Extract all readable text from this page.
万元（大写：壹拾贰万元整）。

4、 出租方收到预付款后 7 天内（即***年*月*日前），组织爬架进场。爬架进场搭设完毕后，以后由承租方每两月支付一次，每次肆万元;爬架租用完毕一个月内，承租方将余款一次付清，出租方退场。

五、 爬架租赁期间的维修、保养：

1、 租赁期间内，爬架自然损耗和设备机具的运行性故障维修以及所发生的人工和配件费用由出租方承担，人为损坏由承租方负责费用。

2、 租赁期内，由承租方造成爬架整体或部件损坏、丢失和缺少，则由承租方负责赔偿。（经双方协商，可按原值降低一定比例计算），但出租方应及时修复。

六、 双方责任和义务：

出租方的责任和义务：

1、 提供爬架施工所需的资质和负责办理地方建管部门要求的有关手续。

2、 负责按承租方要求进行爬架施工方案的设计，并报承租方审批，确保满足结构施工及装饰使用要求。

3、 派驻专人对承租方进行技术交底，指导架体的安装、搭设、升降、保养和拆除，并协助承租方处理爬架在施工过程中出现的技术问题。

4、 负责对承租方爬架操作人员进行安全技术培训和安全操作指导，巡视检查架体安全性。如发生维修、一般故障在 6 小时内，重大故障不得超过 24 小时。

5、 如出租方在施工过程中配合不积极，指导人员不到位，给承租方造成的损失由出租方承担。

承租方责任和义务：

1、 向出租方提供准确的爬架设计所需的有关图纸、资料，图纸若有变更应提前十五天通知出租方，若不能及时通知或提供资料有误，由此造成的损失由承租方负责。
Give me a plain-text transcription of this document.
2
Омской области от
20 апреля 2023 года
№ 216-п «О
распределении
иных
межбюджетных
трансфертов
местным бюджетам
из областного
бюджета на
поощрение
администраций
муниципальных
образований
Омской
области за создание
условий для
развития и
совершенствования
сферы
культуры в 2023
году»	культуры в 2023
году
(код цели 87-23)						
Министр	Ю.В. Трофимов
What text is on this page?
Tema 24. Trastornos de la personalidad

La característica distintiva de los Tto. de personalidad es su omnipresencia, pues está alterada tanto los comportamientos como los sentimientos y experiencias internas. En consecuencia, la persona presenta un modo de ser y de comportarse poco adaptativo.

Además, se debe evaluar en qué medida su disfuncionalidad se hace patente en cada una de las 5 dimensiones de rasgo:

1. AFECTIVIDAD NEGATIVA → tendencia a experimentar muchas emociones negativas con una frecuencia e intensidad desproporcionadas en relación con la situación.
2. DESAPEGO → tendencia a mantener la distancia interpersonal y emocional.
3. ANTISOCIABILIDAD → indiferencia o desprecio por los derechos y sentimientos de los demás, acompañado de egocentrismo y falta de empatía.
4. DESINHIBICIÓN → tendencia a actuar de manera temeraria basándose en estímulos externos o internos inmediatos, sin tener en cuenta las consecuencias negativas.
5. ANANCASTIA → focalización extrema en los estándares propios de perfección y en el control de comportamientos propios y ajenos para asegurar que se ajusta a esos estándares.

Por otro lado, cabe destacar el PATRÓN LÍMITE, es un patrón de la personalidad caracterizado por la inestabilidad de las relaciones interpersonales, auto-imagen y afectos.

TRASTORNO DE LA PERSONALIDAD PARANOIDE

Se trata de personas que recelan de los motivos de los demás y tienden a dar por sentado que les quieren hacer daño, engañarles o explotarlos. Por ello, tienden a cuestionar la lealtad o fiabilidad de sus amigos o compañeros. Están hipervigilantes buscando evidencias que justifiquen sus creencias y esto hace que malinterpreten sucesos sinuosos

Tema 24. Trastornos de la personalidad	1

========

WHAT TO DO:
Please reproduce every line of the material word for word.

FULL RESPONSE:
Extract all readable text from this page.
万元（大写：壹拾贰万元整）。

4、 出租方收到预付款后 7 天内（即***年*月*日前），组织爬架进场。爬架进场搭设完毕后，以后由承租方每两月支付一次，每次肆万元;爬架租用完毕一个月内，承租方将余款一次付清，出租方退场。

五、 爬架租赁期间的维修、保养：

1、 租赁期间内，爬架自然损耗和设备机具的运行性故障维修以及所发生的人工和配件费用由出租方承担，人为损坏由承租方负责费用。

2、 租赁期内，由承租方造成爬架整体或部件损坏、丢失和缺少，则由承租方负责赔偿。（经双方协商，可按原值降低一定比例计算），但出租方应及时修复。

六、 双方责任和义务：

出租方的责任和义务：

1、 提供爬架施工所需的资质和负责办理地方建管部门要求的有关手续。

2、 负责按承租方要求进行爬架施工方案的设计，并报承租方审批，确保满足结构施工及装饰使用要求。

3、 派驻专人对承租方进行技术交底，指导架体的安装、搭设、升降、保养和拆除，并协助承租方处理爬架在施工过程中出现的技术问题。

4、 负责对承租方爬架操作人员进行安全技术培训和安全操作指导，巡视检查架体安全性。如发生维修、一般故障在 6 小时内，重大故障不得超过 24 小时。

5、 如出租方在施工过程中配合不积极，指导人员不到位，给承租方造成的损失由出租方承担。

承租方责任和义务：

1、 向出租方提供准确的爬架设计所需的有关图纸、资料，图纸若有变更应提前十五天通知出租方，若不能及时通知或提供资料有误，由此造成的损失由承租方负责。
Give me a plain-text transcription of this document.
2
Омской области от
20 апреля 2023 года
№ 216-п «О
распределении
иных
межбюджетных
трансфертов
местным бюджетам
из областного
бюджета на
поощрение
администраций
муниципальных
образований
Омской
области за создание
условий для
развития и
совершенствования
сферы
культуры в 2023
году»	культуры в 2023
году
(код цели 87-23)						
Министр	Ю.В. Трофимов
What text is on this page?
Tema 24. Trastornos de la personalidad

La característica distintiva de los Tto. de personalidad es su omnipresencia, pues está alterada tanto los comportamientos como los sentimientos y experiencias internas. En consecuencia, la persona presenta un modo de ser y de comportarse poco adaptativo.

Además, se debe evaluar en qué medida su disfuncionalidad se hace patente en cada una de las 5 dimensiones de rasgo:

1. AFECTIVIDAD NEGATIVA → tendencia a experimentar muchas emociones negativas con una frecuencia e intensidad desproporcionadas en relación con la situación.
2. DESAPEGO → tendencia a mantener la distancia interpersonal y emocional.
3. ANTISOCIABILIDAD → indiferencia o desprecio por los derechos y sentimientos de los demás, acompañado de egocentrismo y falta de empatía.
4. DESINHIBICIÓN → tendencia a actuar de manera temeraria basándose en estímulos externos o internos inmediatos, sin tener en cuenta las consecuencias negativas.
5. ANANCASTIA → focalización extrema en los estándares propios de perfección y en el control de comportamientos propios y ajenos para asegurar que se ajusta a esos estándares.

Por otro lado, cabe destacar el PATRÓN LÍMITE, es un patrón de la personalidad caracterizado por la inestabilidad de las relaciones interpersonales, auto-imagen y afectos.

TRASTORNO DE LA PERSONALIDAD PARANOIDE

Se trata de personas que recelan de los motivos de los demás y tienden a dar por sentado que les quieren hacer daño, engañarles o explotarlos. Por ello, tienden a cuestionar la lealtad o fiabilidad de sus amigos o compañeros. Están hipervigilantes buscando evidencias que justifiquen sus creencias y esto hace que malinterpreten sucesos sinuosos

Tema 24. Trastornos de la personalidad	1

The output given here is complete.